• **Challenge**: Give the number of lines containing "JSON" in this listing, with no other words.
++++++
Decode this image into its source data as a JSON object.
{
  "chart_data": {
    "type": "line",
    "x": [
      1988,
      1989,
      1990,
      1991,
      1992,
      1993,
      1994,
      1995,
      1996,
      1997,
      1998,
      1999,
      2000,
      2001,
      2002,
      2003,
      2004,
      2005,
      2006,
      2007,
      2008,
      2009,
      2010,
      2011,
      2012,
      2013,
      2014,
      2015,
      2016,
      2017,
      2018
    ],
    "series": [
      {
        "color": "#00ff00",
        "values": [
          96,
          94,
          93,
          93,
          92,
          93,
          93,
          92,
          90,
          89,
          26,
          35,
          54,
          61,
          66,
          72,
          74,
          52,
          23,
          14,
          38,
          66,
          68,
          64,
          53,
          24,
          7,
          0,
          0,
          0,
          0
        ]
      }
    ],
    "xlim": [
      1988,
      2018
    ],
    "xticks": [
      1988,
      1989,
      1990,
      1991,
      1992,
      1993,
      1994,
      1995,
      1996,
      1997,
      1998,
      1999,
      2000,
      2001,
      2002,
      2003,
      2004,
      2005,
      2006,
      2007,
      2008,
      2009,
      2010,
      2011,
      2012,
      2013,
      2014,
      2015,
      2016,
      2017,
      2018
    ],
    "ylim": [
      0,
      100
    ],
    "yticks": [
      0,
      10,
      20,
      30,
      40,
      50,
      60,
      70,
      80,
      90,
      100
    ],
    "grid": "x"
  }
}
++++++
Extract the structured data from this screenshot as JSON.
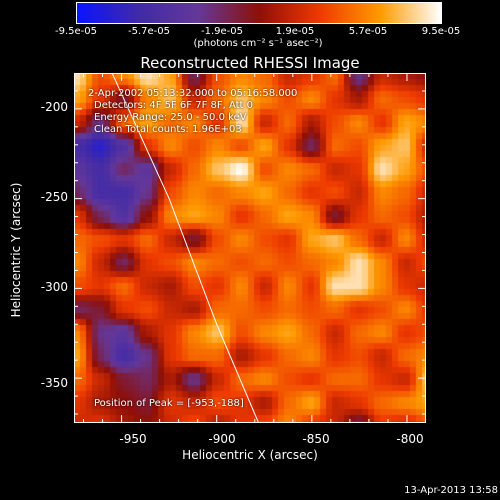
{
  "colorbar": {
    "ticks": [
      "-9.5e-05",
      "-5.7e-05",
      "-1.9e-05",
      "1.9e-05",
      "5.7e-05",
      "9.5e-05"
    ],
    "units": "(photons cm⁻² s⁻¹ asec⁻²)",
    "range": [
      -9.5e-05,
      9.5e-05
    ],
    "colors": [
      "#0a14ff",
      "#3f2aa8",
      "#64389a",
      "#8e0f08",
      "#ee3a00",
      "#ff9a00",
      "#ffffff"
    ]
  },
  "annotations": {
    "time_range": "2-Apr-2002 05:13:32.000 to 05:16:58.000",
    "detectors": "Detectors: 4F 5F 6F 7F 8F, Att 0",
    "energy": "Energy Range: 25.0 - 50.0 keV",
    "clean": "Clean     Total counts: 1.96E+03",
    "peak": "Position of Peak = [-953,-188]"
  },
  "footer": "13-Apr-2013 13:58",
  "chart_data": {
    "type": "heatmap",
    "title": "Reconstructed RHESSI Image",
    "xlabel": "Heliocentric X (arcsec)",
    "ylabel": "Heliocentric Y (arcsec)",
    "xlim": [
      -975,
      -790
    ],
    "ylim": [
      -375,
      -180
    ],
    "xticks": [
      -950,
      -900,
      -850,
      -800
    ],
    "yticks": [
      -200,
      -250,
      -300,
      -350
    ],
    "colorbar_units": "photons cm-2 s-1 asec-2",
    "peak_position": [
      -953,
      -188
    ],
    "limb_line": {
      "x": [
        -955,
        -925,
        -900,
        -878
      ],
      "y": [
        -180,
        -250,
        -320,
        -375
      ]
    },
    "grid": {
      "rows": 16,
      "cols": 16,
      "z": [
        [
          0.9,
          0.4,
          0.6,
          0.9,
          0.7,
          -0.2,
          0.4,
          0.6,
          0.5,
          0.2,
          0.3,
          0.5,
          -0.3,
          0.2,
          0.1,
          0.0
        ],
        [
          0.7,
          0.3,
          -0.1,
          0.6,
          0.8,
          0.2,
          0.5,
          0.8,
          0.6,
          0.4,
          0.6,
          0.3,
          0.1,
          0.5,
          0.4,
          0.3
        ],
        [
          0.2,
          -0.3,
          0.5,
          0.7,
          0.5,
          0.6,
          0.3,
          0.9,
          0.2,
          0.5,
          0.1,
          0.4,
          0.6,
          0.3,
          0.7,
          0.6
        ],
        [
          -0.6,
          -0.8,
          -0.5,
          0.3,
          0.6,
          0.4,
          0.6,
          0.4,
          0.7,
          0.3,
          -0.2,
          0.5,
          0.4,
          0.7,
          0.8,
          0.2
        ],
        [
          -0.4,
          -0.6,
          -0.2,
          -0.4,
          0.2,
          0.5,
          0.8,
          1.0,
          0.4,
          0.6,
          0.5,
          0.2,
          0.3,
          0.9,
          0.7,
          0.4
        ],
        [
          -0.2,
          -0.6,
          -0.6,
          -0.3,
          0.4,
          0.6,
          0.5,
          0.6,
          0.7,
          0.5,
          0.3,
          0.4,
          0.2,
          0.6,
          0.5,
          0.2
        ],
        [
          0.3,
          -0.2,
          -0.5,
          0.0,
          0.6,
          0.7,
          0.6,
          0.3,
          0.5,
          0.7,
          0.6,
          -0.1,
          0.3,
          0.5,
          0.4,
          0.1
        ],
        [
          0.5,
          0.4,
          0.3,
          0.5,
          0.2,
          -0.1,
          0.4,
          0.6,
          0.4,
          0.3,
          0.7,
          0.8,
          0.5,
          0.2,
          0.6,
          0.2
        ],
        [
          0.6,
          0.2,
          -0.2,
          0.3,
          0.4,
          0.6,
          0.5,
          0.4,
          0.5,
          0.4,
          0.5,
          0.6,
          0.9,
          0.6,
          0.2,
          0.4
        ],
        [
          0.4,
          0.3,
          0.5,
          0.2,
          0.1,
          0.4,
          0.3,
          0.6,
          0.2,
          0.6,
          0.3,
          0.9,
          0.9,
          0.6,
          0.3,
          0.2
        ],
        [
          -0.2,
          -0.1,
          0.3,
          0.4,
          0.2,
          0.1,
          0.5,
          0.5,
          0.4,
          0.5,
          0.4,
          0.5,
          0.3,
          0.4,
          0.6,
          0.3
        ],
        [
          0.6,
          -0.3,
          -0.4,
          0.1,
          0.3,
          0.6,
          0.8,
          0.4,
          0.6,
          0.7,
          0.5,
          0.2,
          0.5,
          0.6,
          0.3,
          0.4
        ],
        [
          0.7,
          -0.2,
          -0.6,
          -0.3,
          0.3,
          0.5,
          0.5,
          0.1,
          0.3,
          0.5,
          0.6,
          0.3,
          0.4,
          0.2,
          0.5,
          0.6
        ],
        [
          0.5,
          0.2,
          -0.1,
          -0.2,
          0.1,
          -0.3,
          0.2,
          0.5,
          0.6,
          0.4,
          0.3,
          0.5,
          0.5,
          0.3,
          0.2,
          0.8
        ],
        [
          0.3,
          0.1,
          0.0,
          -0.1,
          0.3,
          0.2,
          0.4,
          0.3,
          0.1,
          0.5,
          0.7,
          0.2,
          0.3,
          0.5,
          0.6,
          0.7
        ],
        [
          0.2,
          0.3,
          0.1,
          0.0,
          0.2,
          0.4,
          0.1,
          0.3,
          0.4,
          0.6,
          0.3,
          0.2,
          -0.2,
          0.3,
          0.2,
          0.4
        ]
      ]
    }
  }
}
++++++
• **Exercise response**: 2